Work instructions. Reproduce every record below exactly as written, but leave out any pictures.

....................

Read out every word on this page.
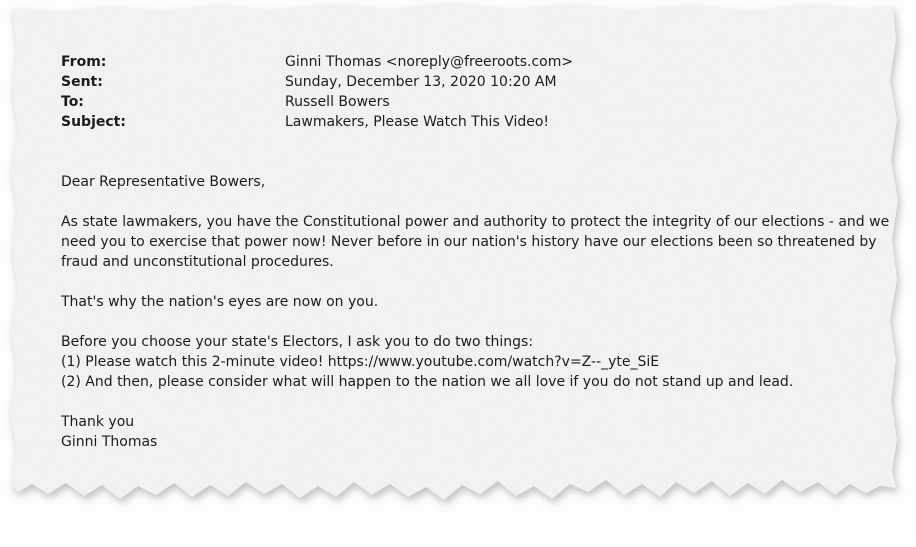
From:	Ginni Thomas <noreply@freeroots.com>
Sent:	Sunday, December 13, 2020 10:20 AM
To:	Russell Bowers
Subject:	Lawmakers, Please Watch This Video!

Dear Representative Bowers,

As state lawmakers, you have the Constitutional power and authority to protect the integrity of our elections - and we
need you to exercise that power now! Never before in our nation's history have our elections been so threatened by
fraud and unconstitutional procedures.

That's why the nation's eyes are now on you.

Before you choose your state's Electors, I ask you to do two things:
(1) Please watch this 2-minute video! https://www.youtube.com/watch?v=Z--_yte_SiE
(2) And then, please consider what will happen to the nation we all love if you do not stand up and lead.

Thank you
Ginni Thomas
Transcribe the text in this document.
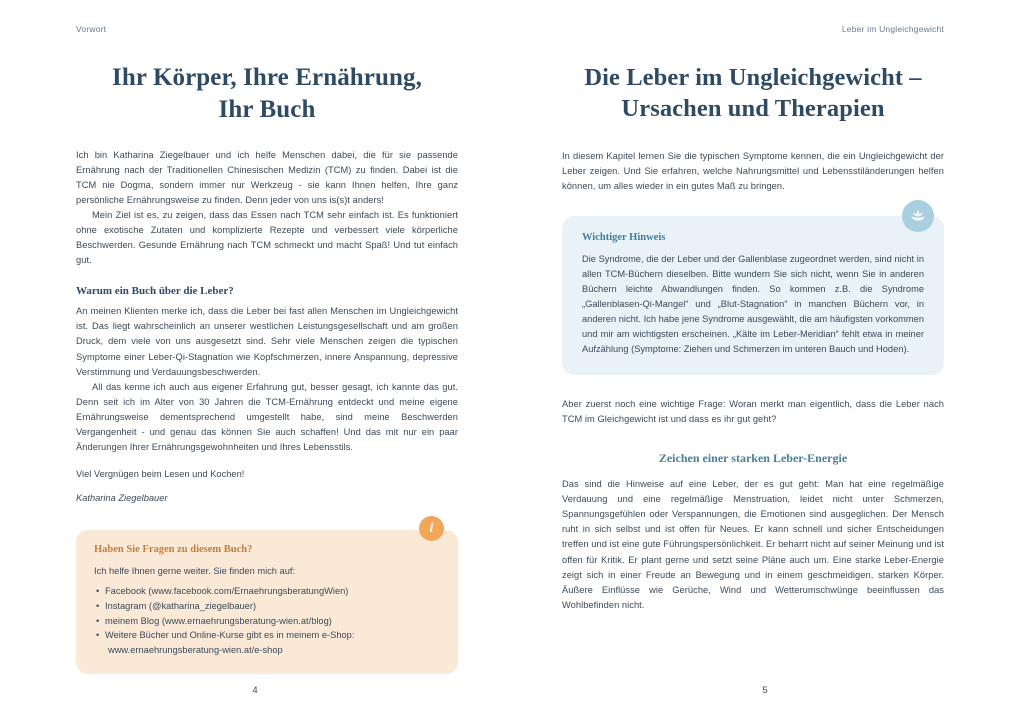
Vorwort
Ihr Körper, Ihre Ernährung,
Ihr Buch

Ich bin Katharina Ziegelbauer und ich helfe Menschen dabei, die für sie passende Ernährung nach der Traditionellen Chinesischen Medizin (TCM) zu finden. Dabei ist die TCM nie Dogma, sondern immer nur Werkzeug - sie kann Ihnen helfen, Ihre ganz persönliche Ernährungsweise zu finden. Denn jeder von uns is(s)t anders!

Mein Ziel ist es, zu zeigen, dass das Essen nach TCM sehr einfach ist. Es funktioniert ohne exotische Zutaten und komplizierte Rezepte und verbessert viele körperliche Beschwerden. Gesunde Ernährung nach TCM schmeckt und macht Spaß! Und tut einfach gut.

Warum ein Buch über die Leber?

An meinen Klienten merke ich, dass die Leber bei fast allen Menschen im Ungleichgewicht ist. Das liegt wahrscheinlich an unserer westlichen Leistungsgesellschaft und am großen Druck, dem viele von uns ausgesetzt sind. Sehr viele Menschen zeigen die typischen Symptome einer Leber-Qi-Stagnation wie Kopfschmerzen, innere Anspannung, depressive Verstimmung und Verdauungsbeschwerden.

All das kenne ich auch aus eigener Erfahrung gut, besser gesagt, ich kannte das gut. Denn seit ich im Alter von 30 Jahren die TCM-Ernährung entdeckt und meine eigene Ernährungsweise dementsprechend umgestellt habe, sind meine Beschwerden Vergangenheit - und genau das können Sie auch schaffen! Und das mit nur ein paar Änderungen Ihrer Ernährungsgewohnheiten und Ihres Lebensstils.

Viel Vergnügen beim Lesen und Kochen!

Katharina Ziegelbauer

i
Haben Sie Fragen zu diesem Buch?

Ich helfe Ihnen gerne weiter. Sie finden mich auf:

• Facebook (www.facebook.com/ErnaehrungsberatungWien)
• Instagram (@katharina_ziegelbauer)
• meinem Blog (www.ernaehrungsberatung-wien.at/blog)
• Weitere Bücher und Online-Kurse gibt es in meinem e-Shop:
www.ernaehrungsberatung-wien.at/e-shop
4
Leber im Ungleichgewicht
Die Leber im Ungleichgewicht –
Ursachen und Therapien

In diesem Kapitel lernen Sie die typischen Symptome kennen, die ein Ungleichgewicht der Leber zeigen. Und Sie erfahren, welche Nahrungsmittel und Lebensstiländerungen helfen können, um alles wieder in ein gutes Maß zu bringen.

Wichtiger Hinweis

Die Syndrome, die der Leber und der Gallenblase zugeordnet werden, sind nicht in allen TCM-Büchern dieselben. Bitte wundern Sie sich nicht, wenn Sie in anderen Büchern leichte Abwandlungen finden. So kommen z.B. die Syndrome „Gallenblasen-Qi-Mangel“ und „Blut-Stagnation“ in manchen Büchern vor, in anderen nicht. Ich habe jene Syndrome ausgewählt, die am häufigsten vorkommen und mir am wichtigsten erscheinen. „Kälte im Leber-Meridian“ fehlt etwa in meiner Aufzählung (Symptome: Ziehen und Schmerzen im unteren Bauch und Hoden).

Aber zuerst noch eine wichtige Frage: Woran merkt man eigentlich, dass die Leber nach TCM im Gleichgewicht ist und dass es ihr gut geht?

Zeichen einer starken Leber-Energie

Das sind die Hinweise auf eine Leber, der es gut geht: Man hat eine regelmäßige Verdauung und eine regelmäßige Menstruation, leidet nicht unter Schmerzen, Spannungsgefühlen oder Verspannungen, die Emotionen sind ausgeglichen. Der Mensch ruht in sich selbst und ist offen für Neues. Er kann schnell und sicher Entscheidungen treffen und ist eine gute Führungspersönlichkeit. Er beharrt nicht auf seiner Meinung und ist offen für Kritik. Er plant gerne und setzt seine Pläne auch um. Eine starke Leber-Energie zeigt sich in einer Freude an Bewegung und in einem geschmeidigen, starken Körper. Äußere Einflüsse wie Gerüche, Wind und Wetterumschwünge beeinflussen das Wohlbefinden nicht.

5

....................

Task answer.
Read out every word on this page.
From:	Ginni Thomas <noreply@freeroots.com>
Sent:	Sunday, December 13, 2020 10:20 AM
To:	Russell Bowers
Subject:	Lawmakers, Please Watch This Video!

Dear Representative Bowers,

As state lawmakers, you have the Constitutional power and authority to protect the integrity of our elections - and we
need you to exercise that power now! Never before in our nation's history have our elections been so threatened by
fraud and unconstitutional procedures.

That's why the nation's eyes are now on you.

Before you choose your state's Electors, I ask you to do two things:
(1) Please watch this 2-minute video! https://www.youtube.com/watch?v=Z--_yte_SiE
(2) And then, please consider what will happen to the nation we all love if you do not stand up and lead.

Thank you
Ginni Thomas
Transcribe the text in this document.
Vorwort
Ihr Körper, Ihre Ernährung,
Ihr Buch

Ich bin Katharina Ziegelbauer und ich helfe Menschen dabei, die für sie passende Ernährung nach der Traditionellen Chinesischen Medizin (TCM) zu finden. Dabei ist die TCM nie Dogma, sondern immer nur Werkzeug - sie kann Ihnen helfen, Ihre ganz persönliche Ernährungsweise zu finden. Denn jeder von uns is(s)t anders!

Mein Ziel ist es, zu zeigen, dass das Essen nach TCM sehr einfach ist. Es funktioniert ohne exotische Zutaten und komplizierte Rezepte und verbessert viele körperliche Beschwerden. Gesunde Ernährung nach TCM schmeckt und macht Spaß! Und tut einfach gut.

Warum ein Buch über die Leber?

An meinen Klienten merke ich, dass die Leber bei fast allen Menschen im Ungleichgewicht ist. Das liegt wahrscheinlich an unserer westlichen Leistungsgesellschaft und am großen Druck, dem viele von uns ausgesetzt sind. Sehr viele Menschen zeigen die typischen Symptome einer Leber-Qi-Stagnation wie Kopfschmerzen, innere Anspannung, depressive Verstimmung und Verdauungsbeschwerden.

All das kenne ich auch aus eigener Erfahrung gut, besser gesagt, ich kannte das gut. Denn seit ich im Alter von 30 Jahren die TCM-Ernährung entdeckt und meine eigene Ernährungsweise dementsprechend umgestellt habe, sind meine Beschwerden Vergangenheit - und genau das können Sie auch schaffen! Und das mit nur ein paar Änderungen Ihrer Ernährungsgewohnheiten und Ihres Lebensstils.

Viel Vergnügen beim Lesen und Kochen!

Katharina Ziegelbauer

i
Haben Sie Fragen zu diesem Buch?

Ich helfe Ihnen gerne weiter. Sie finden mich auf:

• Facebook (www.facebook.com/ErnaehrungsberatungWien)
• Instagram (@katharina_ziegelbauer)
• meinem Blog (www.ernaehrungsberatung-wien.at/blog)
• Weitere Bücher und Online-Kurse gibt es in meinem e-Shop:
www.ernaehrungsberatung-wien.at/e-shop
4
Leber im Ungleichgewicht
Die Leber im Ungleichgewicht –
Ursachen und Therapien

In diesem Kapitel lernen Sie die typischen Symptome kennen, die ein Ungleichgewicht der Leber zeigen. Und Sie erfahren, welche Nahrungsmittel und Lebensstiländerungen helfen können, um alles wieder in ein gutes Maß zu bringen.

Wichtiger Hinweis

Die Syndrome, die der Leber und der Gallenblase zugeordnet werden, sind nicht in allen TCM-Büchern dieselben. Bitte wundern Sie sich nicht, wenn Sie in anderen Büchern leichte Abwandlungen finden. So kommen z.B. die Syndrome „Gallenblasen-Qi-Mangel“ und „Blut-Stagnation“ in manchen Büchern vor, in anderen nicht. Ich habe jene Syndrome ausgewählt, die am häufigsten vorkommen und mir am wichtigsten erscheinen. „Kälte im Leber-Meridian“ fehlt etwa in meiner Aufzählung (Symptome: Ziehen und Schmerzen im unteren Bauch und Hoden).

Aber zuerst noch eine wichtige Frage: Woran merkt man eigentlich, dass die Leber nach TCM im Gleichgewicht ist und dass es ihr gut geht?

Zeichen einer starken Leber-Energie

Das sind die Hinweise auf eine Leber, der es gut geht: Man hat eine regelmäßige Verdauung und eine regelmäßige Menstruation, leidet nicht unter Schmerzen, Spannungsgefühlen oder Verspannungen, die Emotionen sind ausgeglichen. Der Mensch ruht in sich selbst und ist offen für Neues. Er kann schnell und sicher Entscheidungen treffen und ist eine gute Führungspersönlichkeit. Er beharrt nicht auf seiner Meinung und ist offen für Kritik. Er plant gerne und setzt seine Pläne auch um. Eine starke Leber-Energie zeigt sich in einer Freude an Bewegung und in einem geschmeidigen, starken Körper. Äußere Einflüsse wie Gerüche, Wind und Wetterumschwünge beeinflussen das Wohlbefinden nicht.

5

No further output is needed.